Собственно такое отношение межсубъектной взаимности Фихте называет «отношением, основанным на праве», а его конструкцию представляет в форме своеобразного силлогизма. Во-первых: «Ожидать от определённого разумного существа, что оно признает меня разумным, можно только в той мере, в какой я сам признаю его таковым». Но во-вторых: «Я должен однако от всех разумных существ вне меня во всех возможных случаях ожидать, что они признают меня за разумное существо»43. А потому я должен сам всех тех существ так же воспринимать как разумных и свободных. Признавать и воспринимать других как свободных для каждого значит следующее: самоограничивать свободу своих собственных действий, беря во внимание возможность такой же свободной деятельности со стороны других. Потому, в-третьих и в заключении: «Внешнее по отношению ко мне свободное существо я должен во всех случаях признавать как таковое, т.е. я должен свою собственную свободу ограничивать понятием возможной свободы того существа. — <Суть> выводимого здесь отношения между разумными существами заключается в том, что каждое из этих существ ограничивает свою свободу понятием возможной свободы другого существа, при условии, что другое существо так же ограничивает свою свободу понятием свободы всех остальных, это отношение называется «отношением, основанным на праве» (Rechtsverhältnis). Приведённая здесь формула является точкой зрения права (Rechtssatz)» 44.

▶ _Данные_:
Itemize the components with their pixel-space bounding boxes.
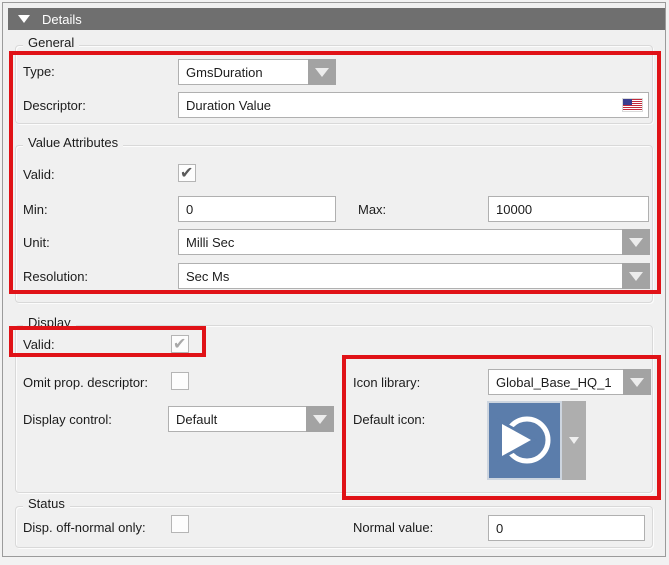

▶ _Задание_:
Как, согласно тексту о Фихте, называется отношение между разумными существами, при котором каждое ограничивает свою свободу понятием возможной свободы другого?

▶ _Письменный ответ_:
Оно называется «отношением, основанным на праве» (Rechtsverhältnis).